▶ Aim of the task:
Every record that follows should be printed verbatim.

▶ Records provided:

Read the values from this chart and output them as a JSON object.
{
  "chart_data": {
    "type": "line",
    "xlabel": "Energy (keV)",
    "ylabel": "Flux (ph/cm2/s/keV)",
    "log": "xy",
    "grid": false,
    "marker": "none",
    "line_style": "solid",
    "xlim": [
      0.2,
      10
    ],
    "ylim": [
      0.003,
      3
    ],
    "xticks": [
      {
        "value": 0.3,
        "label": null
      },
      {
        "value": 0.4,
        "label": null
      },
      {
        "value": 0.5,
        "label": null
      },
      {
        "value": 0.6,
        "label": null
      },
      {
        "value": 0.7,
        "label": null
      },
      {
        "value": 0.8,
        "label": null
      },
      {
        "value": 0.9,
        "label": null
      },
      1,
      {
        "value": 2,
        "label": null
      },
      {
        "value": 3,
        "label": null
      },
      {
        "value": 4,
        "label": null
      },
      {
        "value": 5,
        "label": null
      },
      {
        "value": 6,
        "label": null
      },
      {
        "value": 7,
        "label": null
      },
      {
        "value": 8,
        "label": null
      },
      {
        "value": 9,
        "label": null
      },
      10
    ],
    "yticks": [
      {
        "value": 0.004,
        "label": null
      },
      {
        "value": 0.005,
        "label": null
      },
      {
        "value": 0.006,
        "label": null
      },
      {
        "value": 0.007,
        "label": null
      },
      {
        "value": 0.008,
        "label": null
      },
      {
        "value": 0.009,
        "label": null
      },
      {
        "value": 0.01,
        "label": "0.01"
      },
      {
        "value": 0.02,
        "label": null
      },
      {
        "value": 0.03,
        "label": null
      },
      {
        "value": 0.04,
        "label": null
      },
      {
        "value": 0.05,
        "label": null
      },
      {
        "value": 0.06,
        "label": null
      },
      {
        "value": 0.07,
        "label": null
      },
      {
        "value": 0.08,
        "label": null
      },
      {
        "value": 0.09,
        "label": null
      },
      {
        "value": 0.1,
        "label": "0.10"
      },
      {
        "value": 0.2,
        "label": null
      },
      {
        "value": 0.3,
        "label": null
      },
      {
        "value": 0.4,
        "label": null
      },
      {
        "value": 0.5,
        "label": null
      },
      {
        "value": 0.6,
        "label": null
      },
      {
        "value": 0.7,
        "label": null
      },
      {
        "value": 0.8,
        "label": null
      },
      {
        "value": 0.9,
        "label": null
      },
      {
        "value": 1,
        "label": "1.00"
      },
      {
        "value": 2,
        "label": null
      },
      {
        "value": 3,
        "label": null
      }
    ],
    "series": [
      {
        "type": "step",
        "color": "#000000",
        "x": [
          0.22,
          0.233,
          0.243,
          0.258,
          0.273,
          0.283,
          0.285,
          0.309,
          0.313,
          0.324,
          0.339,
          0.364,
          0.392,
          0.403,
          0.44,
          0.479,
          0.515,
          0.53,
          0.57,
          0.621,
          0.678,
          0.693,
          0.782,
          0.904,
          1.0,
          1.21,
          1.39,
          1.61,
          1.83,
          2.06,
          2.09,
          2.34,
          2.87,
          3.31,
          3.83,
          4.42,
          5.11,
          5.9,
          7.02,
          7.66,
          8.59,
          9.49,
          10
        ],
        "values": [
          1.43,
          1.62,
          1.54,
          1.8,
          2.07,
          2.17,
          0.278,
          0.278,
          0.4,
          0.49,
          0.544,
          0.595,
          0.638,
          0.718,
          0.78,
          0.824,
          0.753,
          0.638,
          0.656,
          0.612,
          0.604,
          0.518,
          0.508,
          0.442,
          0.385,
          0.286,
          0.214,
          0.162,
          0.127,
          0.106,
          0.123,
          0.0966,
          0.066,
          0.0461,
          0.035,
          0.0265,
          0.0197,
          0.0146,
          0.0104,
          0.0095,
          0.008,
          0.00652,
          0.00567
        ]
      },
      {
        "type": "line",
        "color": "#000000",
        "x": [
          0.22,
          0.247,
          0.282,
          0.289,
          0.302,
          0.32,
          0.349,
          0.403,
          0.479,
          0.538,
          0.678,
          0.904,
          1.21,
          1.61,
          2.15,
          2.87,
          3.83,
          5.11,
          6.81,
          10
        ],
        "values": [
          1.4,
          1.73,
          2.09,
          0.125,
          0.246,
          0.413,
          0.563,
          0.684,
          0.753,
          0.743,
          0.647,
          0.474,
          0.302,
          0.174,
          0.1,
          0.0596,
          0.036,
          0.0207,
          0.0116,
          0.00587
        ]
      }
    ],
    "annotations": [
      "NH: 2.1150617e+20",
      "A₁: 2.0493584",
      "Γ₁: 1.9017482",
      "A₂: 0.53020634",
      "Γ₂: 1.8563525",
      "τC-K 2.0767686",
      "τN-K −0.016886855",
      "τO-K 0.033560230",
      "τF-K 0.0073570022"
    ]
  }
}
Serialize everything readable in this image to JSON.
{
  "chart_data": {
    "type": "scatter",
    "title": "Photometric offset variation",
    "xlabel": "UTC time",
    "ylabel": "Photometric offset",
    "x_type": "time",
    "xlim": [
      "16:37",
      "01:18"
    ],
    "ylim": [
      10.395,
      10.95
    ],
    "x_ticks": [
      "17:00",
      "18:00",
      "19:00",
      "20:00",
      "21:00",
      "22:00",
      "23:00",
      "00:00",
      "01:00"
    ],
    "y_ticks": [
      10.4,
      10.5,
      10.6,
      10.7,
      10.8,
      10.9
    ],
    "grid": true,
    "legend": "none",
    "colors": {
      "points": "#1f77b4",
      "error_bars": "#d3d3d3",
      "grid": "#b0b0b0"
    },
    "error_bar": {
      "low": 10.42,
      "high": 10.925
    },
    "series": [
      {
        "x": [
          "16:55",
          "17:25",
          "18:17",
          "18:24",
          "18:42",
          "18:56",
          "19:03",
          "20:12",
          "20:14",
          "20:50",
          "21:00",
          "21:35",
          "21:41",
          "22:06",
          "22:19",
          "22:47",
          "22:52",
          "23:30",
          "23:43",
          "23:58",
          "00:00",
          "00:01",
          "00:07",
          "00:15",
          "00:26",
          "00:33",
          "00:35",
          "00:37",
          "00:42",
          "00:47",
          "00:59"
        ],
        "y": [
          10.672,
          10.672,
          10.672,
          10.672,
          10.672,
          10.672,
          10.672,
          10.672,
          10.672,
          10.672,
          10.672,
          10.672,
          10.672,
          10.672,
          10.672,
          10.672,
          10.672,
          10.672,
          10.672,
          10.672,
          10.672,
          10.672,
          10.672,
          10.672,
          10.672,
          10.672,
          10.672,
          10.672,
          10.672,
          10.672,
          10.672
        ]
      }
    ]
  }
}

▶ Written solution:
Read the values from this chart and output them as a JSON object.
{
  "chart_data": {
    "type": "line",
    "xlabel": "Energy (keV)",
    "ylabel": "Flux (ph/cm2/s/keV)",
    "log": "xy",
    "grid": false,
    "marker": "none",
    "line_style": "solid",
    "xlim": [
      0.2,
      10
    ],
    "ylim": [
      0.003,
      3
    ],
    "xticks": [
      {
        "value": 0.3,
        "label": null
      },
      {
        "value": 0.4,
        "label": null
      },
      {
        "value": 0.5,
        "label": null
      },
      {
        "value": 0.6,
        "label": null
      },
      {
        "value": 0.7,
        "label": null
      },
      {
        "value": 0.8,
        "label": null
      },
      {
        "value": 0.9,
        "label": null
      },
      1,
      {
        "value": 2,
        "label": null
      },
      {
        "value": 3,
        "label": null
      },
      {
        "value": 4,
        "label": null
      },
      {
        "value": 5,
        "label": null
      },
      {
        "value": 6,
        "label": null
      },
      {
        "value": 7,
        "label": null
      },
      {
        "value": 8,
        "label": null
      },
      {
        "value": 9,
        "label": null
      },
      10
    ],
    "yticks": [
      {
        "value": 0.004,
        "label": null
      },
      {
        "value": 0.005,
        "label": null
      },
      {
        "value": 0.006,
        "label": null
      },
      {
        "value": 0.007,
        "label": null
      },
      {
        "value": 0.008,
        "label": null
      },
      {
        "value": 0.009,
        "label": null
      },
      {
        "value": 0.01,
        "label": "0.01"
      },
      {
        "value": 0.02,
        "label": null
      },
      {
        "value": 0.03,
        "label": null
      },
      {
        "value": 0.04,
        "label": null
      },
      {
        "value": 0.05,
        "label": null
      },
      {
        "value": 0.06,
        "label": null
      },
      {
        "value": 0.07,
        "label": null
      },
      {
        "value": 0.08,
        "label": null
      },
      {
        "value": 0.09,
        "label": null
      },
      {
        "value": 0.1,
        "label": "0.10"
      },
      {
        "value": 0.2,
        "label": null
      },
      {
        "value": 0.3,
        "label": null
      },
      {
        "value": 0.4,
        "label": null
      },
      {
        "value": 0.5,
        "label": null
      },
      {
        "value": 0.6,
        "label": null
      },
      {
        "value": 0.7,
        "label": null
      },
      {
        "value": 0.8,
        "label": null
      },
      {
        "value": 0.9,
        "label": null
      },
      {
        "value": 1,
        "label": "1.00"
      },
      {
        "value": 2,
        "label": null
      },
      {
        "value": 3,
        "label": null
      }
    ],
    "series": [
      {
        "type": "step",
        "color": "#000000",
        "x": [
          0.22,
          0.233,
          0.243,
          0.258,
          0.273,
          0.283,
          0.285,
          0.309,
          0.313,
          0.324,
          0.339,
          0.364,
          0.392,
          0.403,
          0.44,
          0.479,
          0.515,
          0.53,
          0.57,
          0.621,
          0.678,
          0.693,
          0.782,
          0.904,
          1.0,
          1.21,
          1.39,
          1.61,
          1.83,
          2.06,
          2.09,
          2.34,
          2.87,
          3.31,
          3.83,
          4.42,
          5.11,
          5.9,
          7.02,
          7.66,
          8.59,
          9.49,
          10
        ],
        "values": [
          1.43,
          1.62,
          1.54,
          1.8,
          2.07,
          2.17,
          0.278,
          0.278,
          0.4,
          0.49,
          0.544,
          0.595,
          0.638,
          0.718,
          0.78,
          0.824,
          0.753,
          0.638,
          0.656,
          0.612,
          0.604,
          0.518,
          0.508,
          0.442,
          0.385,
          0.286,
          0.214,
          0.162,
          0.127,
          0.106,
          0.123,
          0.0966,
          0.066,
          0.0461,
          0.035,
          0.0265,
          0.0197,
          0.0146,
          0.0104,
          0.0095,
          0.008,
          0.00652,
          0.00567
        ]
      },
      {
        "type": "line",
        "color": "#000000",
        "x": [
          0.22,
          0.247,
          0.282,
          0.289,
          0.302,
          0.32,
          0.349,
          0.403,
          0.479,
          0.538,
          0.678,
          0.904,
          1.21,
          1.61,
          2.15,
          2.87,
          3.83,
          5.11,
          6.81,
          10
        ],
        "values": [
          1.4,
          1.73,
          2.09,
          0.125,
          0.246,
          0.413,
          0.563,
          0.684,
          0.753,
          0.743,
          0.647,
          0.474,
          0.302,
          0.174,
          0.1,
          0.0596,
          0.036,
          0.0207,
          0.0116,
          0.00587
        ]
      }
    ],
    "annotations": [
      "NH: 2.1150617e+20",
      "A₁: 2.0493584",
      "Γ₁: 1.9017482",
      "A₂: 0.53020634",
      "Γ₂: 1.8563525",
      "τC-K 2.0767686",
      "τN-K −0.016886855",
      "τO-K 0.033560230",
      "τF-K 0.0073570022"
    ]
  }
}
Serialize everything readable in this image to JSON.
{
  "chart_data": {
    "type": "scatter",
    "title": "Photometric offset variation",
    "xlabel": "UTC time",
    "ylabel": "Photometric offset",
    "x_type": "time",
    "xlim": [
      "16:37",
      "01:18"
    ],
    "ylim": [
      10.395,
      10.95
    ],
    "x_ticks": [
      "17:00",
      "18:00",
      "19:00",
      "20:00",
      "21:00",
      "22:00",
      "23:00",
      "00:00",
      "01:00"
    ],
    "y_ticks": [
      10.4,
      10.5,
      10.6,
      10.7,
      10.8,
      10.9
    ],
    "grid": true,
    "legend": "none",
    "colors": {
      "points": "#1f77b4",
      "error_bars": "#d3d3d3",
      "grid": "#b0b0b0"
    },
    "error_bar": {
      "low": 10.42,
      "high": 10.925
    },
    "series": [
      {
        "x": [
          "16:55",
          "17:25",
          "18:17",
          "18:24",
          "18:42",
          "18:56",
          "19:03",
          "20:12",
          "20:14",
          "20:50",
          "21:00",
          "21:35",
          "21:41",
          "22:06",
          "22:19",
          "22:47",
          "22:52",
          "23:30",
          "23:43",
          "23:58",
          "00:00",
          "00:01",
          "00:07",
          "00:15",
          "00:26",
          "00:33",
          "00:35",
          "00:37",
          "00:42",
          "00:47",
          "00:59"
        ],
        "y": [
          10.672,
          10.672,
          10.672,
          10.672,
          10.672,
          10.672,
          10.672,
          10.672,
          10.672,
          10.672,
          10.672,
          10.672,
          10.672,
          10.672,
          10.672,
          10.672,
          10.672,
          10.672,
          10.672,
          10.672,
          10.672,
          10.672,
          10.672,
          10.672,
          10.672,
          10.672,
          10.672,
          10.672,
          10.672,
          10.672,
          10.672
        ]
      }
    ]
  }
}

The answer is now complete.